┌──

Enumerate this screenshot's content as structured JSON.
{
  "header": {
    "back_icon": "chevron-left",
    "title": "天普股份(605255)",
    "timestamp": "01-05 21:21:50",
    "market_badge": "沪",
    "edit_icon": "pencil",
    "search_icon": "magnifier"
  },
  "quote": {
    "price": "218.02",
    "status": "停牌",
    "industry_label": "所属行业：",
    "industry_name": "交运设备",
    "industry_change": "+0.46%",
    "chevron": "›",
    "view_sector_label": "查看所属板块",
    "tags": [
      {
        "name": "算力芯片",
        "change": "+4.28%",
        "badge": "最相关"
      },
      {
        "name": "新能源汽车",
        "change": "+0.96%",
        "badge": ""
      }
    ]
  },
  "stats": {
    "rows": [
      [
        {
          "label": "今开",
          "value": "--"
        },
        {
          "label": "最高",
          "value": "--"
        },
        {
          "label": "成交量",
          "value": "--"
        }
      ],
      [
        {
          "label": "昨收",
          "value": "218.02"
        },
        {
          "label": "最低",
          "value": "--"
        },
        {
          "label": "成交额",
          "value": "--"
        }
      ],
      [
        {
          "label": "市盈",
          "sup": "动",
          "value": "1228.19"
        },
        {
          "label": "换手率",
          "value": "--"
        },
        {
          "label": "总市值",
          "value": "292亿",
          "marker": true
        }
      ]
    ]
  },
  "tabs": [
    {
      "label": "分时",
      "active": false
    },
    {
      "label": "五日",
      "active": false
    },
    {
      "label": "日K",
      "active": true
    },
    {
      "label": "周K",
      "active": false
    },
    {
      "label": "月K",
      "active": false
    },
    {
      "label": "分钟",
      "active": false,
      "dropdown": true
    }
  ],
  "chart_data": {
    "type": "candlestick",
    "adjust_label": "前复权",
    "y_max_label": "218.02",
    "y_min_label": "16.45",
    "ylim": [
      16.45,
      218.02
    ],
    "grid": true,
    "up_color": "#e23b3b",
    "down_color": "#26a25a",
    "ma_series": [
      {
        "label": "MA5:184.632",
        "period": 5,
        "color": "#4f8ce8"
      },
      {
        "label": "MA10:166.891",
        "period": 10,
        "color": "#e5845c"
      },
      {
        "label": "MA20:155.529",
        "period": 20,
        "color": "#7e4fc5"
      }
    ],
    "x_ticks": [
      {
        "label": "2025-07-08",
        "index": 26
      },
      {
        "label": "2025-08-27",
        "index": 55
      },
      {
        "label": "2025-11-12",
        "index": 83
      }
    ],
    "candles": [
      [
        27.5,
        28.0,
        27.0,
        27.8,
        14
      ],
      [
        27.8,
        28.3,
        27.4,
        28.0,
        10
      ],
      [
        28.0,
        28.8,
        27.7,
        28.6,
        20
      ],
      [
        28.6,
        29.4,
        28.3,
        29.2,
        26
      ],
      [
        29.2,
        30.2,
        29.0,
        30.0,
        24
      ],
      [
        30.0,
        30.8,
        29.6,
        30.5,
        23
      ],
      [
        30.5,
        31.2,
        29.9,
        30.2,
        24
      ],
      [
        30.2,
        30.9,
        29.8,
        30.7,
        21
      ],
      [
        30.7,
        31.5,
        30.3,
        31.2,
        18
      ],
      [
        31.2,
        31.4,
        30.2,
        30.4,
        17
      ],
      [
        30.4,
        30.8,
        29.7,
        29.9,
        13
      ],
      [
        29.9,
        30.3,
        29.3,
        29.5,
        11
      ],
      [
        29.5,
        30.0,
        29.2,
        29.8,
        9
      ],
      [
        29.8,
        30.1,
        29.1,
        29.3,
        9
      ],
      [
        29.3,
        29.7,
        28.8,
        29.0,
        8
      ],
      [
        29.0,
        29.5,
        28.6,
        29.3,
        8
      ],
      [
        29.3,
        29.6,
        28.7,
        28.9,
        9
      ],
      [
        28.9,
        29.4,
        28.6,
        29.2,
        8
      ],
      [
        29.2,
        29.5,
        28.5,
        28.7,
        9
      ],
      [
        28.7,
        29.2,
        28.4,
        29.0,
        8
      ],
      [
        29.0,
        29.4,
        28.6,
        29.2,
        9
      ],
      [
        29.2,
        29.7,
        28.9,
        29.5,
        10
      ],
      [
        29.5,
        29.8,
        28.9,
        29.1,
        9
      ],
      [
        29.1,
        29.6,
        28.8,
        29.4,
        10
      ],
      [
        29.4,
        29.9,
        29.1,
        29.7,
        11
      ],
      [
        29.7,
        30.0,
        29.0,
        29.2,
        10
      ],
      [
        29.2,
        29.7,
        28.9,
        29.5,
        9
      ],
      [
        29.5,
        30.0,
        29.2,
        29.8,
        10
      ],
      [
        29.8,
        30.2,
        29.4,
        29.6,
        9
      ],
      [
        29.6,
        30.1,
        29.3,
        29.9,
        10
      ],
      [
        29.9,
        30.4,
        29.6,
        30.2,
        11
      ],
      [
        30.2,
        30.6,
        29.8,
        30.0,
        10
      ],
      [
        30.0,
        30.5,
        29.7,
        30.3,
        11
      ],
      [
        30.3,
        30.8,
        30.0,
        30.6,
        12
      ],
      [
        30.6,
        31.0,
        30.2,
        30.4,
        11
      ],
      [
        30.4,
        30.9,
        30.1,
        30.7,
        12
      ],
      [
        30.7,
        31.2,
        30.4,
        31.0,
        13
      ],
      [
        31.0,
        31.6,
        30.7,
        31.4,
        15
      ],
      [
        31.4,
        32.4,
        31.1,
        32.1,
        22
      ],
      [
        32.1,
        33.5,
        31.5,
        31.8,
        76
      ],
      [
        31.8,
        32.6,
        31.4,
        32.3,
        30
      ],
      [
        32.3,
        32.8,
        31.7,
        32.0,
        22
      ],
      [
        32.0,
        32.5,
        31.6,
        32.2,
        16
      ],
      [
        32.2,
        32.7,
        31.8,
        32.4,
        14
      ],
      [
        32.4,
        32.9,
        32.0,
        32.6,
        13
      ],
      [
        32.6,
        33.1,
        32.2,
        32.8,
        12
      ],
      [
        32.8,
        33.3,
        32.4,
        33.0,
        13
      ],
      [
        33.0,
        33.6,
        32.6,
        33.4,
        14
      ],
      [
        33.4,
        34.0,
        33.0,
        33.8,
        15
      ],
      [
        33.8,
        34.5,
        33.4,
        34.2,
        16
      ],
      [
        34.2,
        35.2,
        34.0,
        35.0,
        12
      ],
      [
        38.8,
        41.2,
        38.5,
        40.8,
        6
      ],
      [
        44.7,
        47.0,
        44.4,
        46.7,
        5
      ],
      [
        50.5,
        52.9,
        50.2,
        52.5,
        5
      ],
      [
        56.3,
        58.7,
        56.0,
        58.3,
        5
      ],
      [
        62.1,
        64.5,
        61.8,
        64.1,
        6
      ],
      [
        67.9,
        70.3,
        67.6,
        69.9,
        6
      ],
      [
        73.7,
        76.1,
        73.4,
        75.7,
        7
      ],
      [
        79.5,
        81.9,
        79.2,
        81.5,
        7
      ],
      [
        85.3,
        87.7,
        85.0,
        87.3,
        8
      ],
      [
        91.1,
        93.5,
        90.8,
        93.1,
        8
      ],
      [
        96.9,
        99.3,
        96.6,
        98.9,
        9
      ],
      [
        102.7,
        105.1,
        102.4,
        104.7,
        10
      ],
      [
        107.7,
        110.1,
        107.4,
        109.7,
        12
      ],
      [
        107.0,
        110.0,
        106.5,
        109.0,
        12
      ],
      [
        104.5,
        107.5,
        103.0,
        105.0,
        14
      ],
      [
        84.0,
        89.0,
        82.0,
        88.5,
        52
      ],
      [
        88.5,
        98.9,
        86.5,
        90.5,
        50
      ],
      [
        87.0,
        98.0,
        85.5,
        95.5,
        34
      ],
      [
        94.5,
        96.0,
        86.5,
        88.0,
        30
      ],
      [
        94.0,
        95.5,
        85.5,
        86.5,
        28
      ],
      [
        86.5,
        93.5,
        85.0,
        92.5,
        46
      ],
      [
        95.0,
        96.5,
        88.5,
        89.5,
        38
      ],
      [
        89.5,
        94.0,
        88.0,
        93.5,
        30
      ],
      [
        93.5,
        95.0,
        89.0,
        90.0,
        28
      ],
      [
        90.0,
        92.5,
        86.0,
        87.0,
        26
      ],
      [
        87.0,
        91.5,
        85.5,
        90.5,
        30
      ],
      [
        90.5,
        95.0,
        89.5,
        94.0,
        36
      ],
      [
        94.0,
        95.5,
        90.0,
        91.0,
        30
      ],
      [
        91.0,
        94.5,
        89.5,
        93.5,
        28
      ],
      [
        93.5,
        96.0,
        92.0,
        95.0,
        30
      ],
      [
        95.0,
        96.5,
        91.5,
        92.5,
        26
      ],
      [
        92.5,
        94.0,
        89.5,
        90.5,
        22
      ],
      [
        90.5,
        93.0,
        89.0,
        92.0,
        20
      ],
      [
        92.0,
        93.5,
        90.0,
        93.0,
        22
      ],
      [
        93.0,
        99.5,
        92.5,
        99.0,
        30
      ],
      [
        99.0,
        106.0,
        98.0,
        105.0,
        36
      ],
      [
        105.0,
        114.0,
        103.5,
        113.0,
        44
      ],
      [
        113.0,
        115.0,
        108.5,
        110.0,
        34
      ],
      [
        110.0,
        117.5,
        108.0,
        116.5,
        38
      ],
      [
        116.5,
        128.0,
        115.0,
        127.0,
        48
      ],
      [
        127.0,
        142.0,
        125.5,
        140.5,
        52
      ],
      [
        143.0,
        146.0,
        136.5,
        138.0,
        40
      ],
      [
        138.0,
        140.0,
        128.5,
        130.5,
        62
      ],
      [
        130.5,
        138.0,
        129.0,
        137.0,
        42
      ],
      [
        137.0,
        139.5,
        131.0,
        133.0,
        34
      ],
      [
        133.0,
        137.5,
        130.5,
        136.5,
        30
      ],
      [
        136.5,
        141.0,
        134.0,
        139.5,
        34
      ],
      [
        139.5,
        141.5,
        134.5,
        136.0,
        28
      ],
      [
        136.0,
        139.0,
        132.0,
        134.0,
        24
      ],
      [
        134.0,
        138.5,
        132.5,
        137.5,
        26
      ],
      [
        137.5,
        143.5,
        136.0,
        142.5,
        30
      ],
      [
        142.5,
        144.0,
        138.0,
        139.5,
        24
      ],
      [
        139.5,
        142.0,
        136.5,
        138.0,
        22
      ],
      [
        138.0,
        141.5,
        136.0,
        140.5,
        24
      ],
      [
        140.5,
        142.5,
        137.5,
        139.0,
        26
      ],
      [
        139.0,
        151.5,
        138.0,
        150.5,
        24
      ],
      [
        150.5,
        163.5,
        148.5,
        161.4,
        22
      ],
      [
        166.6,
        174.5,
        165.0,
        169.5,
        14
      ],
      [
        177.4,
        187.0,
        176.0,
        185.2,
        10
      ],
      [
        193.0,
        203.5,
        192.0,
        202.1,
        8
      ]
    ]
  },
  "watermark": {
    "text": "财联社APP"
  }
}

└──

OBJECTIVE> Copy every line in the entries above that has the string "true" in it.

RESPONSE BELOW>
          "marker": true
      "active": true
      "dropdown": true
    "grid": true,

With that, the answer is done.